Records from a collection of figures:
— start —
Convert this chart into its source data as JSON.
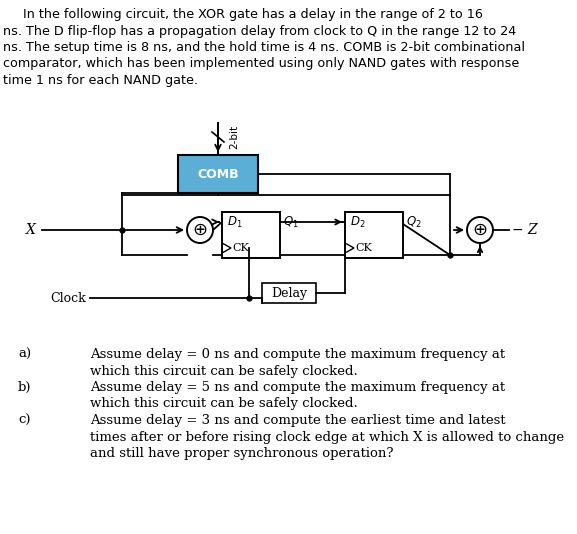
{
  "bg": "#ffffff",
  "comb_fill": "#5bafd6",
  "comb_text": "#ffffff",
  "title_lines": [
    "     In the following circuit, the XOR gate has a delay in the range of 2 to 16",
    "ns. The D flip-flop has a propagation delay from clock to Q in the range 12 to 24",
    "ns. The setup time is 8 ns, and the hold time is 4 ns. COMB is 2-bit combinational",
    "comparator, which has been implemented using only NAND gates with response",
    "time 1 ns for each NAND gate."
  ],
  "q_lines": [
    [
      "a)",
      "Assume delay = 0 ns and compute the maximum frequency at"
    ],
    [
      "",
      "which this circuit can be safely clocked."
    ],
    [
      "b)",
      "Assume delay = 5 ns and compute the maximum frequency at"
    ],
    [
      "",
      "which this circuit can be safely clocked."
    ],
    [
      "c)",
      "Assume delay = 3 ns and compute the earliest time and latest"
    ],
    [
      "",
      "times after or before rising clock edge at which X is allowed to change"
    ],
    [
      "",
      "and still have proper synchronous operation?"
    ]
  ],
  "lw": 1.3
}
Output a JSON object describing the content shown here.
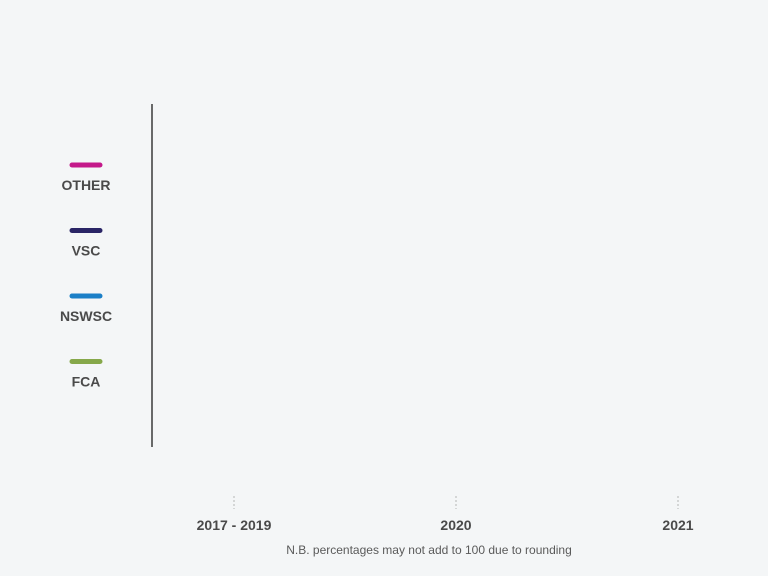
{
  "chart_data": {
    "type": "bar",
    "title": "",
    "xlabel": "",
    "ylabel": "",
    "categories": [
      "2017 - 2019",
      "2020",
      "2021"
    ],
    "series": [
      {
        "name": "OTHER",
        "color": "#c4198a",
        "values": [
          null,
          null,
          null
        ]
      },
      {
        "name": "VSC",
        "color": "#2a2566",
        "values": [
          null,
          null,
          null
        ]
      },
      {
        "name": "NSWSC",
        "color": "#1b7fc7",
        "values": [
          null,
          null,
          null
        ]
      },
      {
        "name": "FCA",
        "color": "#86a84a",
        "values": [
          null,
          null,
          null
        ]
      }
    ],
    "legend_position": "left",
    "grid": false
  },
  "footnote": "N.B. percentages may not add to 100 due to rounding"
}
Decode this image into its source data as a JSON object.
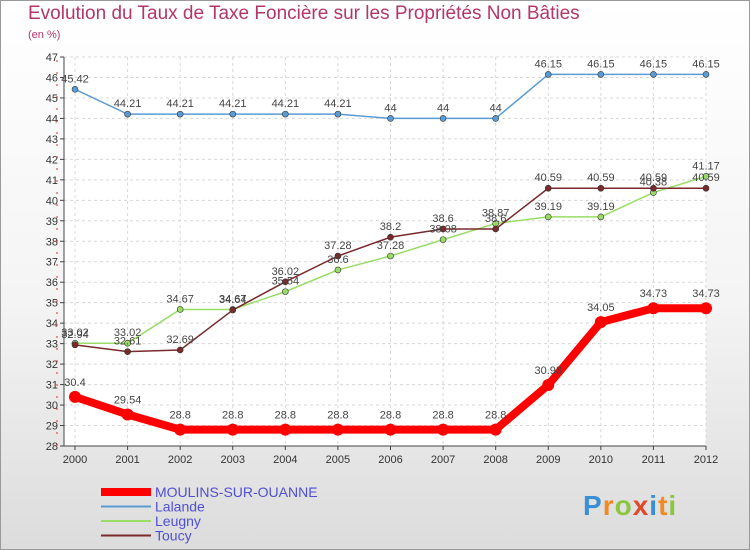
{
  "title": "Evolution du Taux de Taxe Foncière sur les Propriétés Non Bâties",
  "subtitle": "(en %)",
  "logo": {
    "text": "Proxiti"
  },
  "chart_data": {
    "type": "line",
    "x": [
      "2000",
      "2001",
      "2002",
      "2003",
      "2004",
      "2005",
      "2006",
      "2007",
      "2008",
      "2009",
      "2010",
      "2011",
      "2012"
    ],
    "ylim": [
      28,
      47
    ],
    "yticks": [
      28,
      29,
      30,
      31,
      32,
      33,
      34,
      35,
      36,
      37,
      38,
      39,
      40,
      41,
      42,
      43,
      44,
      45,
      46,
      47
    ],
    "grid": true,
    "legend_position": "bottom-left",
    "series": [
      {
        "name": "MOULINS-SUR-OUANNE",
        "color": "#ff0000",
        "values": [
          30.4,
          29.54,
          28.8,
          28.8,
          28.8,
          28.8,
          28.8,
          28.8,
          28.8,
          30.98,
          34.05,
          34.73,
          34.73
        ],
        "labels": [
          "30.4",
          "29.54",
          "28.8",
          "28.8",
          "28.8",
          "28.8",
          "28.8",
          "28.8",
          "28.8",
          "30.98",
          "34.05",
          "34.73",
          "34.73"
        ]
      },
      {
        "name": "Lalande",
        "color": "#5b9bd5",
        "values": [
          45.42,
          44.21,
          44.21,
          44.21,
          44.21,
          44.21,
          44,
          44,
          44,
          46.15,
          46.15,
          46.15,
          46.15
        ],
        "labels": [
          "45.42",
          "44.21",
          "44.21",
          "44.21",
          "44.21",
          "44.21",
          "44",
          "44",
          "44",
          "46.15",
          "46.15",
          "46.15",
          "46.15"
        ]
      },
      {
        "name": "Leugny",
        "color": "#99dd66",
        "values": [
          33.02,
          33.02,
          34.67,
          34.67,
          35.54,
          36.6,
          37.28,
          38.08,
          38.87,
          39.19,
          39.19,
          40.38,
          41.17
        ],
        "labels": [
          "33.02",
          "33.02",
          "34.67",
          "34.67",
          "35.54",
          "36.6",
          "37.28",
          "38.08",
          "38.87",
          "39.19",
          "39.19",
          "40.38",
          "41.17"
        ]
      },
      {
        "name": "Toucy",
        "color": "#7a2a2a",
        "values": [
          32.94,
          32.61,
          32.69,
          34.64,
          36.02,
          37.28,
          38.2,
          38.6,
          38.6,
          40.59,
          40.59,
          40.59,
          40.59
        ],
        "labels": [
          "32.94",
          "32.61",
          "32.69",
          "34.64",
          "36.02",
          "37.28",
          "38.2",
          "38.6",
          "38.6",
          "40.59",
          "40.59",
          "40.59",
          "40.59"
        ]
      }
    ]
  }
}
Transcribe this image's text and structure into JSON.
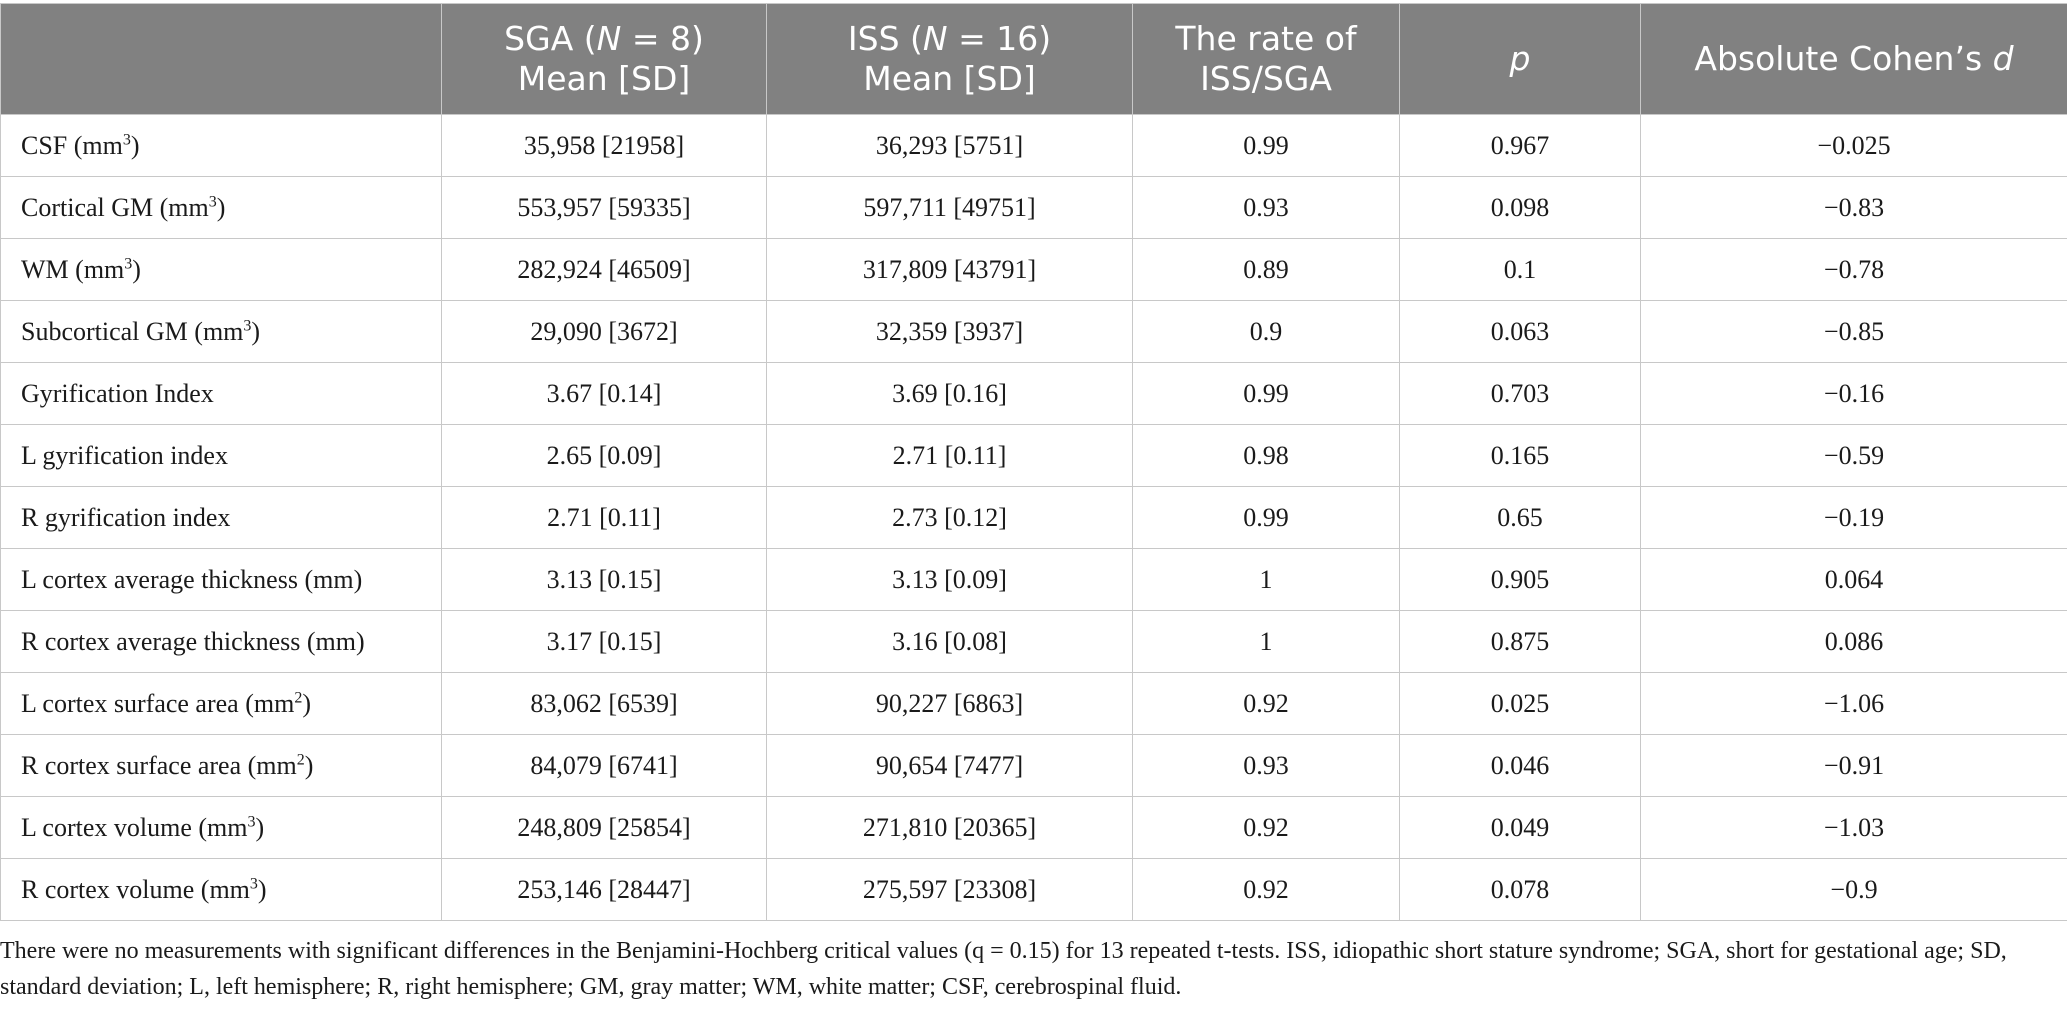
{
  "table": {
    "headers": {
      "col0": "",
      "sga_l1a": "SGA (",
      "sga_l1n": "N",
      "sga_l1b": " = 8)",
      "sga_l2": "Mean [SD]",
      "iss_l1a": "ISS (",
      "iss_l1n": "N",
      "iss_l1b": " = 16)",
      "iss_l2": "Mean [SD]",
      "rate_l1": "The rate of",
      "rate_l2": "ISS/SGA",
      "p": "p",
      "cohen_a": "Absolute Cohen’s ",
      "cohen_d": "d"
    },
    "rows": [
      {
        "label": "CSF (mm",
        "unit_exp": "3",
        "label_end": ")",
        "sga": "35,958 [21958]",
        "iss": "36,293 [5751]",
        "rate": "0.99",
        "p": "0.967",
        "d": "−0.025"
      },
      {
        "label": "Cortical GM (mm",
        "unit_exp": "3",
        "label_end": ")",
        "sga": "553,957 [59335]",
        "iss": "597,711 [49751]",
        "rate": "0.93",
        "p": "0.098",
        "d": "−0.83"
      },
      {
        "label": "WM (mm",
        "unit_exp": "3",
        "label_end": ")",
        "sga": "282,924 [46509]",
        "iss": "317,809 [43791]",
        "rate": "0.89",
        "p": "0.1",
        "d": "−0.78"
      },
      {
        "label": "Subcortical GM (mm",
        "unit_exp": "3",
        "label_end": ")",
        "sga": "29,090 [3672]",
        "iss": "32,359 [3937]",
        "rate": "0.9",
        "p": "0.063",
        "d": "−0.85"
      },
      {
        "label": "Gyrification Index",
        "unit_exp": "",
        "label_end": "",
        "sga": "3.67 [0.14]",
        "iss": "3.69 [0.16]",
        "rate": "0.99",
        "p": "0.703",
        "d": "−0.16"
      },
      {
        "label": "L gyrification index",
        "unit_exp": "",
        "label_end": "",
        "sga": "2.65 [0.09]",
        "iss": "2.71 [0.11]",
        "rate": "0.98",
        "p": "0.165",
        "d": "−0.59"
      },
      {
        "label": "R gyrification index",
        "unit_exp": "",
        "label_end": "",
        "sga": "2.71 [0.11]",
        "iss": "2.73 [0.12]",
        "rate": "0.99",
        "p": "0.65",
        "d": "−0.19"
      },
      {
        "label": "L cortex average thickness (mm)",
        "unit_exp": "",
        "label_end": "",
        "sga": "3.13 [0.15]",
        "iss": "3.13 [0.09]",
        "rate": "1",
        "p": "0.905",
        "d": "0.064"
      },
      {
        "label": "R cortex average thickness (mm)",
        "unit_exp": "",
        "label_end": "",
        "sga": "3.17 [0.15]",
        "iss": "3.16 [0.08]",
        "rate": "1",
        "p": "0.875",
        "d": "0.086"
      },
      {
        "label": "L cortex surface area (mm",
        "unit_exp": "2",
        "label_end": ")",
        "sga": "83,062 [6539]",
        "iss": "90,227 [6863]",
        "rate": "0.92",
        "p": "0.025",
        "d": "−1.06"
      },
      {
        "label": "R cortex surface area (mm",
        "unit_exp": "2",
        "label_end": ")",
        "sga": "84,079 [6741]",
        "iss": "90,654 [7477]",
        "rate": "0.93",
        "p": "0.046",
        "d": "−0.91"
      },
      {
        "label": "L cortex volume (mm",
        "unit_exp": "3",
        "label_end": ")",
        "sga": "248,809 [25854]",
        "iss": "271,810 [20365]",
        "rate": "0.92",
        "p": "0.049",
        "d": "−1.03"
      },
      {
        "label": "R cortex volume (mm",
        "unit_exp": "3",
        "label_end": ")",
        "sga": "253,146 [28447]",
        "iss": "275,597 [23308]",
        "rate": "0.92",
        "p": "0.078",
        "d": "−0.9"
      }
    ]
  },
  "footnote": "There were no measurements with significant differences in the Benjamini-Hochberg critical values (q = 0.15) for 13 repeated t-tests. ISS, idiopathic short stature syndrome; SGA, short for gestational age; SD, standard deviation; L, left hemisphere; R, right hemisphere; GM, gray matter; WM, white matter; CSF, cerebrospinal fluid."
}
— end —
Filter the records above for lines containing the word "average", and copy those lines.

        "label": "L cortex average thickness (mm)",
        "label": "R cortex average thickness (mm)",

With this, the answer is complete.